:: Set task ::
Every entry must be duplicated precisely as written.

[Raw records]

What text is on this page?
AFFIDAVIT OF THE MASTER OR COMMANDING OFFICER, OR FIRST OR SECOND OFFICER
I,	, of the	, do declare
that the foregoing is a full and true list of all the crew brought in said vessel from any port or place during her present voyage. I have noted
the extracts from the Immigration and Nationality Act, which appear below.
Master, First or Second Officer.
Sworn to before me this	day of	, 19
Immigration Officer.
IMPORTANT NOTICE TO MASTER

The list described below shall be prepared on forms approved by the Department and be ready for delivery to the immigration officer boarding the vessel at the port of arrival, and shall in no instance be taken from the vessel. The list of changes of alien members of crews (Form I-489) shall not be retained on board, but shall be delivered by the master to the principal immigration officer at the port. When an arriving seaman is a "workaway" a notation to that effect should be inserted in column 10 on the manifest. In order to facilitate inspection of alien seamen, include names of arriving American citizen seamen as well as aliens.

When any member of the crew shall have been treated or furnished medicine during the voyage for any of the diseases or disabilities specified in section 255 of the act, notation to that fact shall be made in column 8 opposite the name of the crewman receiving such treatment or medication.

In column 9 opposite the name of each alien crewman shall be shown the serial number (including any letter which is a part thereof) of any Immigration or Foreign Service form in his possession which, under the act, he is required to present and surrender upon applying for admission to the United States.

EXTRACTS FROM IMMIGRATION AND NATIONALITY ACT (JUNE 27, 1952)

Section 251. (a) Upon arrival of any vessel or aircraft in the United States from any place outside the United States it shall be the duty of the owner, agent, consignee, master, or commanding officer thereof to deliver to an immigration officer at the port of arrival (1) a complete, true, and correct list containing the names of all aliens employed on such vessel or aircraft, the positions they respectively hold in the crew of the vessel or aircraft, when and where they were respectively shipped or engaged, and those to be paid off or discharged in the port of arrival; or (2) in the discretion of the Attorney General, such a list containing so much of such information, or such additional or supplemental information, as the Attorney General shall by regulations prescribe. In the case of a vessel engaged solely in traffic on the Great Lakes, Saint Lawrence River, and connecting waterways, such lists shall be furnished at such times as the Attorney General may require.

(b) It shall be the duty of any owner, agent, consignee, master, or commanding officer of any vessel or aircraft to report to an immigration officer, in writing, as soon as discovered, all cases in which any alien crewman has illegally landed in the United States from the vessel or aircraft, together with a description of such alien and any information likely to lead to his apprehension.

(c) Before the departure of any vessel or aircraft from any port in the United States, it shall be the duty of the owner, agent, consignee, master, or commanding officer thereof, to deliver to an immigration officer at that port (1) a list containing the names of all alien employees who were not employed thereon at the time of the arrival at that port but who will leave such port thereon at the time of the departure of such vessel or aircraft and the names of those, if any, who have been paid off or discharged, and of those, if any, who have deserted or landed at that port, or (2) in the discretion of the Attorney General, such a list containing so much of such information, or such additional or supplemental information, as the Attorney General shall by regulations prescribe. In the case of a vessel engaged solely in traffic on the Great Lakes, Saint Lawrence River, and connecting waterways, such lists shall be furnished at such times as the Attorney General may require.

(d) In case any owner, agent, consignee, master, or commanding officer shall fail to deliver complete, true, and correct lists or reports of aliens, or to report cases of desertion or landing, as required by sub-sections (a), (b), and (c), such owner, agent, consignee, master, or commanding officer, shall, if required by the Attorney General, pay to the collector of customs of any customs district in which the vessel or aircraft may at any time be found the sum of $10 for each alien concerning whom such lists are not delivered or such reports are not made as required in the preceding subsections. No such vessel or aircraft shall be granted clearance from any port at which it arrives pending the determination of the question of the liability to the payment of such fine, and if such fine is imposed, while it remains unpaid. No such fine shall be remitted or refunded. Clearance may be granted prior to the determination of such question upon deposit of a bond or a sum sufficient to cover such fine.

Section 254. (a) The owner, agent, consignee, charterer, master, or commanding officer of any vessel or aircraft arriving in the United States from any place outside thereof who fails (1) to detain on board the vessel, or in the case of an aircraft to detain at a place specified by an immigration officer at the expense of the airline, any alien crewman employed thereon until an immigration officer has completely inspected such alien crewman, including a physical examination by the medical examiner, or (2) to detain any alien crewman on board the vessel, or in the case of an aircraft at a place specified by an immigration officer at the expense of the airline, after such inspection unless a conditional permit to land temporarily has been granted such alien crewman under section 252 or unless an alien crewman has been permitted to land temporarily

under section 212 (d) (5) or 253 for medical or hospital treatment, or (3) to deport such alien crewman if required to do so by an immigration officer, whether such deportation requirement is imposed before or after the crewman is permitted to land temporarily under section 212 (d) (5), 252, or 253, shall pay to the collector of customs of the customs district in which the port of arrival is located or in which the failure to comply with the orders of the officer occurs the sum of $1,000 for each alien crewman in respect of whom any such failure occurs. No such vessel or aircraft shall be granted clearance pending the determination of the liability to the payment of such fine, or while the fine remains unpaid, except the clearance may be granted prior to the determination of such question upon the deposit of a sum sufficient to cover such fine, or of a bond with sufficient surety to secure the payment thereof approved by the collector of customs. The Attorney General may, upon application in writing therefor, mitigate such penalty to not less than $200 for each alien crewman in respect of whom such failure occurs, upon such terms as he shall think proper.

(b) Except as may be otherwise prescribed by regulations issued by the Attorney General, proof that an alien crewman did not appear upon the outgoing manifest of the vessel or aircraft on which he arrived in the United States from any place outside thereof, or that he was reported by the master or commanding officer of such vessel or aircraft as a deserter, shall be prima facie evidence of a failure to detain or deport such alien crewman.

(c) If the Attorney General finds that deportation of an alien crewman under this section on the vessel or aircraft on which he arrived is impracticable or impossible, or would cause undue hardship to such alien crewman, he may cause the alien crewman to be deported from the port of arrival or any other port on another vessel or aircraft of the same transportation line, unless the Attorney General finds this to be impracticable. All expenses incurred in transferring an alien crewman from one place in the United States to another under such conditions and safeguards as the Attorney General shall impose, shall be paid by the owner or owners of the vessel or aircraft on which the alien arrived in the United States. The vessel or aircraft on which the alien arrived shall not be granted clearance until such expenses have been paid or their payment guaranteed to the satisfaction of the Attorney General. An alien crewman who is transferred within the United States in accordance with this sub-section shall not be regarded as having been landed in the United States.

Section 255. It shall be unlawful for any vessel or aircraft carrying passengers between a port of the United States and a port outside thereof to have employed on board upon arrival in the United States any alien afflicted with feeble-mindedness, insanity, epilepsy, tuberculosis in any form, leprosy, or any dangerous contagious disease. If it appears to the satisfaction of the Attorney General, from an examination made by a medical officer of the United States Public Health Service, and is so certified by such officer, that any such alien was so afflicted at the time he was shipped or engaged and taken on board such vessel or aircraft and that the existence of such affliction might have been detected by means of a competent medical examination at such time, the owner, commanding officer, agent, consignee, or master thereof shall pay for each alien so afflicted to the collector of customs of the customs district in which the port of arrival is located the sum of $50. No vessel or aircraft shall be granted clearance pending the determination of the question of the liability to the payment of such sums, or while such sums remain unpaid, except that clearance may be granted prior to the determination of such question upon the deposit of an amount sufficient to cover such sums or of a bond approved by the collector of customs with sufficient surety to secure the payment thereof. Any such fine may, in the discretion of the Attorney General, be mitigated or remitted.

:: Written answer ::
What text is on this page?
AFFIDAVIT OF THE MASTER OR COMMANDING OFFICER, OR FIRST OR SECOND OFFICER
I,	, of the	, do declare
that the foregoing is a full and true list of all the crew brought in said vessel from any port or place during her present voyage. I have noted
the extracts from the Immigration and Nationality Act, which appear below.
Master, First or Second Officer.
Sworn to before me this	day of	, 19
Immigration Officer.
IMPORTANT NOTICE TO MASTER

The list described below shall be prepared on forms approved by the Department and be ready for delivery to the immigration officer boarding the vessel at the port of arrival, and shall in no instance be taken from the vessel. The list of changes of alien members of crews (Form I-489) shall not be retained on board, but shall be delivered by the master to the principal immigration officer at the port. When an arriving seaman is a "workaway" a notation to that effect should be inserted in column 10 on the manifest. In order to facilitate inspection of alien seamen, include names of arriving American citizen seamen as well as aliens.

When any member of the crew shall have been treated or furnished medicine during the voyage for any of the diseases or disabilities specified in section 255 of the act, notation to that fact shall be made in column 8 opposite the name of the crewman receiving such treatment or medication.

In column 9 opposite the name of each alien crewman shall be shown the serial number (including any letter which is a part thereof) of any Immigration or Foreign Service form in his possession which, under the act, he is required to present and surrender upon applying for admission to the United States.

EXTRACTS FROM IMMIGRATION AND NATIONALITY ACT (JUNE 27, 1952)

Section 251. (a) Upon arrival of any vessel or aircraft in the United States from any place outside the United States it shall be the duty of the owner, agent, consignee, master, or commanding officer thereof to deliver to an immigration officer at the port of arrival (1) a complete, true, and correct list containing the names of all aliens employed on such vessel or aircraft, the positions they respectively hold in the crew of the vessel or aircraft, when and where they were respectively shipped or engaged, and those to be paid off or discharged in the port of arrival; or (2) in the discretion of the Attorney General, such a list containing so much of such information, or such additional or supplemental information, as the Attorney General shall by regulations prescribe. In the case of a vessel engaged solely in traffic on the Great Lakes, Saint Lawrence River, and connecting waterways, such lists shall be furnished at such times as the Attorney General may require.

(b) It shall be the duty of any owner, agent, consignee, master, or commanding officer of any vessel or aircraft to report to an immigration officer, in writing, as soon as discovered, all cases in which any alien crewman has illegally landed in the United States from the vessel or aircraft, together with a description of such alien and any information likely to lead to his apprehension.

(c) Before the departure of any vessel or aircraft from any port in the United States, it shall be the duty of the owner, agent, consignee, master, or commanding officer thereof, to deliver to an immigration officer at that port (1) a list containing the names of all alien employees who were not employed thereon at the time of the arrival at that port but who will leave such port thereon at the time of the departure of such vessel or aircraft and the names of those, if any, who have been paid off or discharged, and of those, if any, who have deserted or landed at that port, or (2) in the discretion of the Attorney General, such a list containing so much of such information, or such additional or supplemental information, as the Attorney General shall by regulations prescribe. In the case of a vessel engaged solely in traffic on the Great Lakes, Saint Lawrence River, and connecting waterways, such lists shall be furnished at such times as the Attorney General may require.

(d) In case any owner, agent, consignee, master, or commanding officer shall fail to deliver complete, true, and correct lists or reports of aliens, or to report cases of desertion or landing, as required by sub-sections (a), (b), and (c), such owner, agent, consignee, master, or commanding officer, shall, if required by the Attorney General, pay to the collector of customs of any customs district in which the vessel or aircraft may at any time be found the sum of $10 for each alien concerning whom such lists are not delivered or such reports are not made as required in the preceding subsections. No such vessel or aircraft shall be granted clearance from any port at which it arrives pending the determination of the question of the liability to the payment of such fine, and if such fine is imposed, while it remains unpaid. No such fine shall be remitted or refunded. Clearance may be granted prior to the determination of such question upon deposit of a bond or a sum sufficient to cover such fine.

Section 254. (a) The owner, agent, consignee, charterer, master, or commanding officer of any vessel or aircraft arriving in the United States from any place outside thereof who fails (1) to detain on board the vessel, or in the case of an aircraft to detain at a place specified by an immigration officer at the expense of the airline, any alien crewman employed thereon until an immigration officer has completely inspected such alien crewman, including a physical examination by the medical examiner, or (2) to detain any alien crewman on board the vessel, or in the case of an aircraft at a place specified by an immigration officer at the expense of the airline, after such inspection unless a conditional permit to land temporarily has been granted such alien crewman under section 252 or unless an alien crewman has been permitted to land temporarily

under section 212 (d) (5) or 253 for medical or hospital treatment, or (3) to deport such alien crewman if required to do so by an immigration officer, whether such deportation requirement is imposed before or after the crewman is permitted to land temporarily under section 212 (d) (5), 252, or 253, shall pay to the collector of customs of the customs district in which the port of arrival is located or in which the failure to comply with the orders of the officer occurs the sum of $1,000 for each alien crewman in respect of whom any such failure occurs. No such vessel or aircraft shall be granted clearance pending the determination of the liability to the payment of such fine, or while the fine remains unpaid, except the clearance may be granted prior to the determination of such question upon the deposit of a sum sufficient to cover such fine, or of a bond with sufficient surety to secure the payment thereof approved by the collector of customs. The Attorney General may, upon application in writing therefor, mitigate such penalty to not less than $200 for each alien crewman in respect of whom such failure occurs, upon such terms as he shall think proper.

(b) Except as may be otherwise prescribed by regulations issued by the Attorney General, proof that an alien crewman did not appear upon the outgoing manifest of the vessel or aircraft on which he arrived in the United States from any place outside thereof, or that he was reported by the master or commanding officer of such vessel or aircraft as a deserter, shall be prima facie evidence of a failure to detain or deport such alien crewman.

(c) If the Attorney General finds that deportation of an alien crewman under this section on the vessel or aircraft on which he arrived is impracticable or impossible, or would cause undue hardship to such alien crewman, he may cause the alien crewman to be deported from the port of arrival or any other port on another vessel or aircraft of the same transportation line, unless the Attorney General finds this to be impracticable. All expenses incurred in transferring an alien crewman from one place in the United States to another under such conditions and safeguards as the Attorney General shall impose, shall be paid by the owner or owners of the vessel or aircraft on which the alien arrived in the United States. The vessel or aircraft on which the alien arrived shall not be granted clearance until such expenses have been paid or their payment guaranteed to the satisfaction of the Attorney General. An alien crewman who is transferred within the United States in accordance with this sub-section shall not be regarded as having been landed in the United States.

Section 255. It shall be unlawful for any vessel or aircraft carrying passengers between a port of the United States and a port outside thereof to have employed on board upon arrival in the United States any alien afflicted with feeble-mindedness, insanity, epilepsy, tuberculosis in any form, leprosy, or any dangerous contagious disease. If it appears to the satisfaction of the Attorney General, from an examination made by a medical officer of the United States Public Health Service, and is so certified by such officer, that any such alien was so afflicted at the time he was shipped or engaged and taken on board such vessel or aircraft and that the existence of such affliction might have been detected by means of a competent medical examination at such time, the owner, commanding officer, agent, consignee, or master thereof shall pay for each alien so afflicted to the collector of customs of the customs district in which the port of arrival is located the sum of $50. No vessel or aircraft shall be granted clearance pending the determination of the question of the liability to the payment of such sums, or while such sums remain unpaid, except that clearance may be granted prior to the determination of such question upon the deposit of an amount sufficient to cover such sums or of a bond approved by the collector of customs with sufficient surety to secure the payment thereof. Any such fine may, in the discretion of the Attorney General, be mitigated or remitted.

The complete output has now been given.